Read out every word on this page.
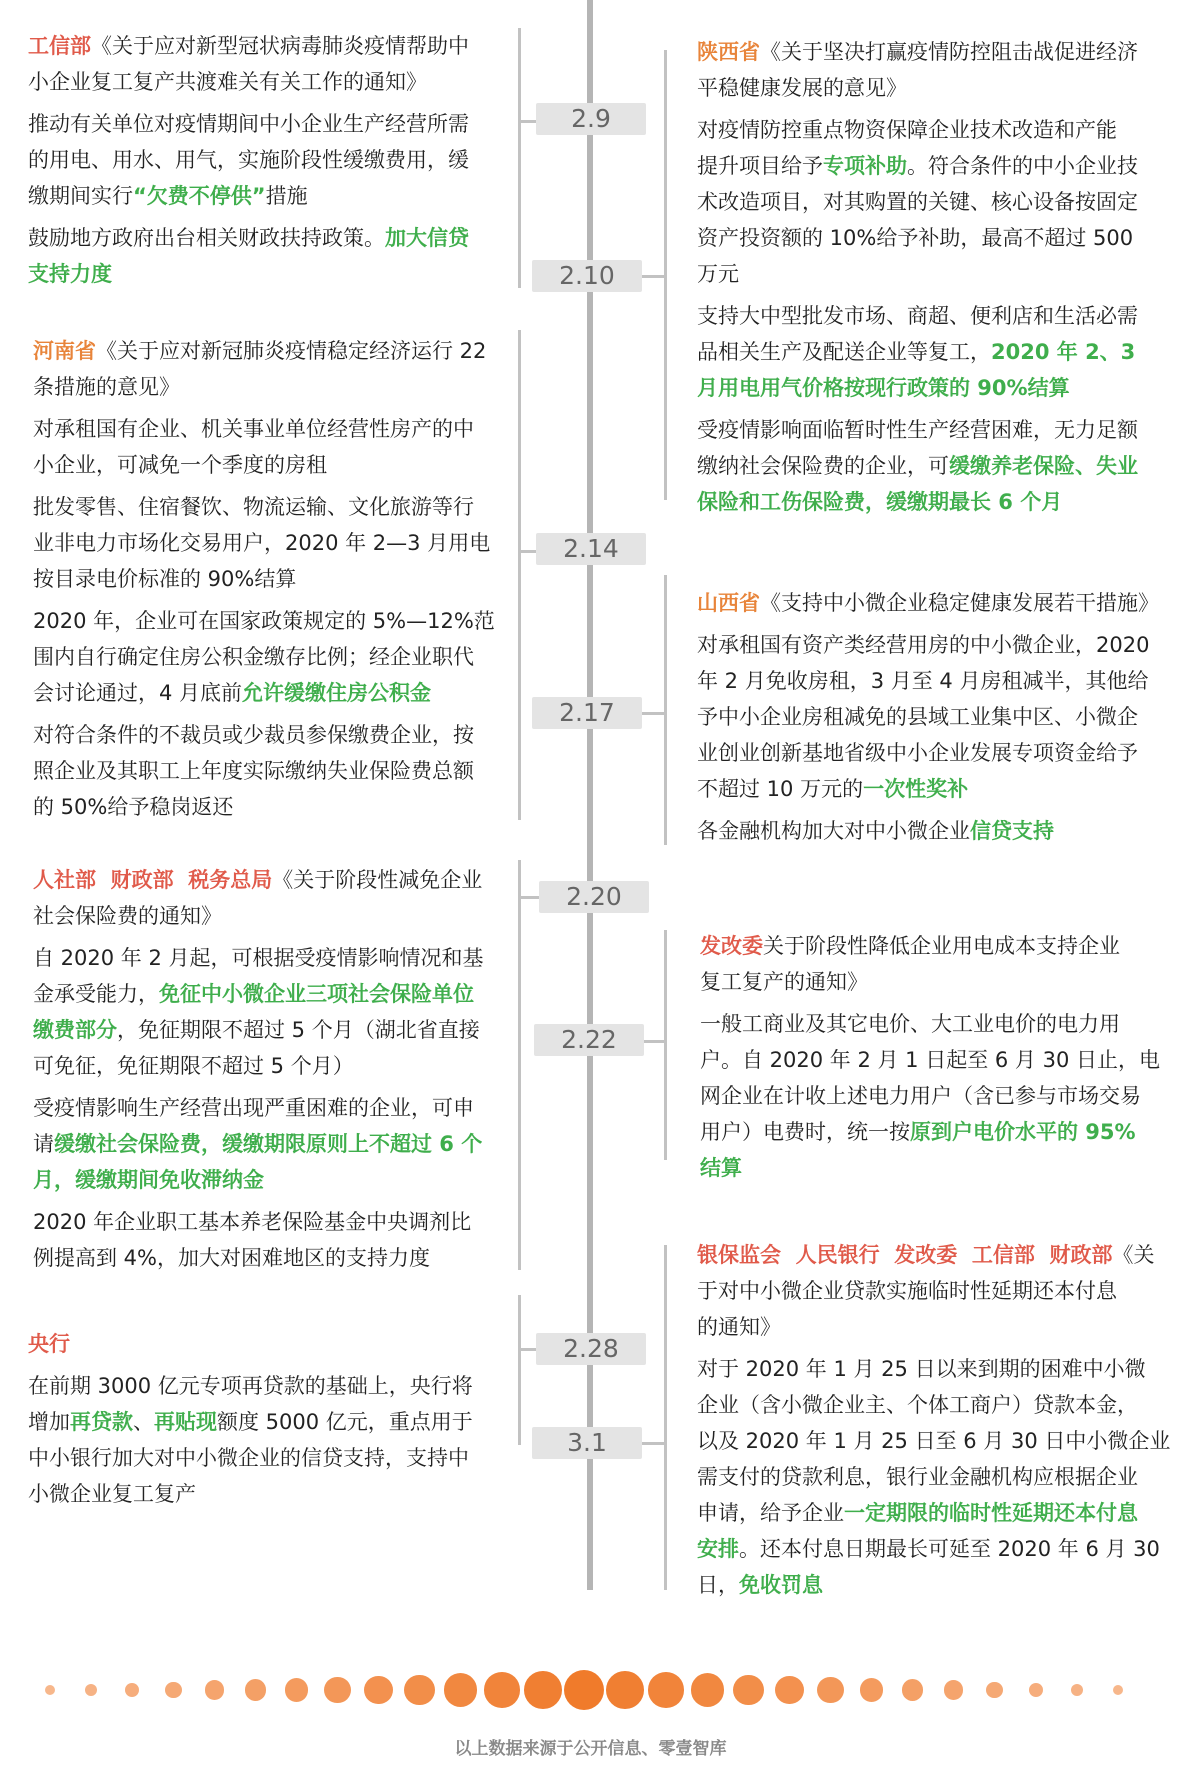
2.9
2.10
2.14
2.17
2.20
2.22
2.28
3.1
工信部《关于应对新型冠状病毒肺炎疫情帮助中
小企业复工复产共渡难关有关工作的通知》
推动有关单位对疫情期间中小企业生产经营所需
的用电、用水、用气，实施阶段性缓缴费用，缓
缴期间实行“欠费不停供”措施
鼓励地方政府出台相关财政扶持政策。加大信贷
支持力度
河南省《关于应对新冠肺炎疫情稳定经济运行 22
条措施的意见》
对承租国有企业、机关事业单位经营性房产的中
小企业，可减免一个季度的房租
批发零售、住宿餐饮、物流运输、文化旅游等行
业非电力市场化交易用户，2020 年 2—3 月用电
按目录电价标准的 90%结算
2020 年，企业可在国家政策规定的 5%—12%范
围内自行确定住房公积金缴存比例；经企业职代
会讨论通过，4 月底前允许缓缴住房公积金
对符合条件的不裁员或少裁员参保缴费企业，按
照企业及其职工上年度实际缴纳失业保险费总额
的 50%给予稳岗返还
人社部  财政部  税务总局《关于阶段性减免企业
社会保险费的通知》
自 2020 年 2 月起，可根据受疫情影响情况和基
金承受能力，免征中小微企业三项社会保险单位
缴费部分，免征期限不超过 5 个月（湖北省直接
可免征，免征期限不超过 5 个月）
受疫情影响生产经营出现严重困难的企业，可申
请缓缴社会保险费，缓缴期限原则上不超过 6 个
月，缓缴期间免收滞纳金
2020 年企业职工基本养老保险基金中央调剂比
例提高到 4%，加大对困难地区的支持力度
央行
在前期 3000 亿元专项再贷款的基础上，央行将
增加再贷款、再贴现额度 5000 亿元，重点用于
中小银行加大对中小微企业的信贷支持，支持中
小微企业复工复产
陕西省《关于坚决打赢疫情防控阻击战促进经济
平稳健康发展的意见》
对疫情防控重点物资保障企业技术改造和产能
提升项目给予专项补助。符合条件的中小企业技
术改造项目，对其购置的关键、核心设备按固定
资产投资额的 10%给予补助，最高不超过 500
万元
支持大中型批发市场、商超、便利店和生活必需
品相关生产及配送企业等复工，2020 年 2、3
月用电用气价格按现行政策的 90%结算
受疫情影响面临暂时性生产经营困难，无力足额
缴纳社会保险费的企业，可缓缴养老保险、失业
保险和工伤保险费，缓缴期最长 6 个月
山西省《支持中小微企业稳定健康发展若干措施》
对承租国有资产类经营用房的中小微企业，2020
年 2 月免收房租，3 月至 4 月房租减半，其他给
予中小企业房租减免的县域工业集中区、小微企
业创业创新基地省级中小企业发展专项资金给予
不超过 10 万元的一次性奖补
各金融机构加大对中小微企业信贷支持
发改委关于阶段性降低企业用电成本支持企业
复工复产的通知》
一般工商业及其它电价、大工业电价的电力用
户。自 2020 年 2 月 1 日起至 6 月 30 日止，电
网企业在计收上述电力用户（含已参与市场交易
用户）电费时，统一按原到户电价水平的 95%
结算
银保监会  人民银行  发改委  工信部  财政部《关
于对中小微企业贷款实施临时性延期还本付息
的通知》
对于 2020 年 1 月 25 日以来到期的困难中小微
企业（含小微企业主、个体工商户）贷款本金，
以及 2020 年 1 月 25 日至 6 月 30 日中小微企业
需支付的贷款利息，银行业金融机构应根据企业
申请，给予企业一定期限的临时性延期还本付息
安排。还本付息日期最长可延至 2020 年 6 月 30
日，免收罚息
以上数据来源于公开信息、零壹智库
▬▬▬▬▬▬
▸ **REQUIREMENT**:
Quote in full the listing given above; the images are to be left out.

▸ **TASK SOLUTION**:
Read out every word on this page.
2.9
2.10
2.14
2.17
2.20
2.22
2.28
3.1
工信部《关于应对新型冠状病毒肺炎疫情帮助中
小企业复工复产共渡难关有关工作的通知》
推动有关单位对疫情期间中小企业生产经营所需
的用电、用水、用气，实施阶段性缓缴费用，缓
缴期间实行“欠费不停供”措施
鼓励地方政府出台相关财政扶持政策。加大信贷
支持力度
河南省《关于应对新冠肺炎疫情稳定经济运行 22
条措施的意见》
对承租国有企业、机关事业单位经营性房产的中
小企业，可减免一个季度的房租
批发零售、住宿餐饮、物流运输、文化旅游等行
业非电力市场化交易用户，2020 年 2—3 月用电
按目录电价标准的 90%结算
2020 年，企业可在国家政策规定的 5%—12%范
围内自行确定住房公积金缴存比例；经企业职代
会讨论通过，4 月底前允许缓缴住房公积金
对符合条件的不裁员或少裁员参保缴费企业，按
照企业及其职工上年度实际缴纳失业保险费总额
的 50%给予稳岗返还
人社部  财政部  税务总局《关于阶段性减免企业
社会保险费的通知》
自 2020 年 2 月起，可根据受疫情影响情况和基
金承受能力，免征中小微企业三项社会保险单位
缴费部分，免征期限不超过 5 个月（湖北省直接
可免征，免征期限不超过 5 个月）
受疫情影响生产经营出现严重困难的企业，可申
请缓缴社会保险费，缓缴期限原则上不超过 6 个
月，缓缴期间免收滞纳金
2020 年企业职工基本养老保险基金中央调剂比
例提高到 4%，加大对困难地区的支持力度
央行
在前期 3000 亿元专项再贷款的基础上，央行将
增加再贷款、再贴现额度 5000 亿元，重点用于
中小银行加大对中小微企业的信贷支持，支持中
小微企业复工复产
陕西省《关于坚决打赢疫情防控阻击战促进经济
平稳健康发展的意见》
对疫情防控重点物资保障企业技术改造和产能
提升项目给予专项补助。符合条件的中小企业技
术改造项目，对其购置的关键、核心设备按固定
资产投资额的 10%给予补助，最高不超过 500
万元
支持大中型批发市场、商超、便利店和生活必需
品相关生产及配送企业等复工，2020 年 2、3
月用电用气价格按现行政策的 90%结算
受疫情影响面临暂时性生产经营困难，无力足额
缴纳社会保险费的企业，可缓缴养老保险、失业
保险和工伤保险费，缓缴期最长 6 个月
山西省《支持中小微企业稳定健康发展若干措施》
对承租国有资产类经营用房的中小微企业，2020
年 2 月免收房租，3 月至 4 月房租减半，其他给
予中小企业房租减免的县域工业集中区、小微企
业创业创新基地省级中小企业发展专项资金给予
不超过 10 万元的一次性奖补
各金融机构加大对中小微企业信贷支持
发改委关于阶段性降低企业用电成本支持企业
复工复产的通知》
一般工商业及其它电价、大工业电价的电力用
户。自 2020 年 2 月 1 日起至 6 月 30 日止，电
网企业在计收上述电力用户（含已参与市场交易
用户）电费时，统一按原到户电价水平的 95%
结算
银保监会  人民银行  发改委  工信部  财政部《关
于对中小微企业贷款实施临时性延期还本付息
的通知》
对于 2020 年 1 月 25 日以来到期的困难中小微
企业（含小微企业主、个体工商户）贷款本金，
以及 2020 年 1 月 25 日至 6 月 30 日中小微企业
需支付的贷款利息，银行业金融机构应根据企业
申请，给予企业一定期限的临时性延期还本付息
安排。还本付息日期最长可延至 2020 年 6 月 30
日，免收罚息
以上数据来源于公开信息、零壹智库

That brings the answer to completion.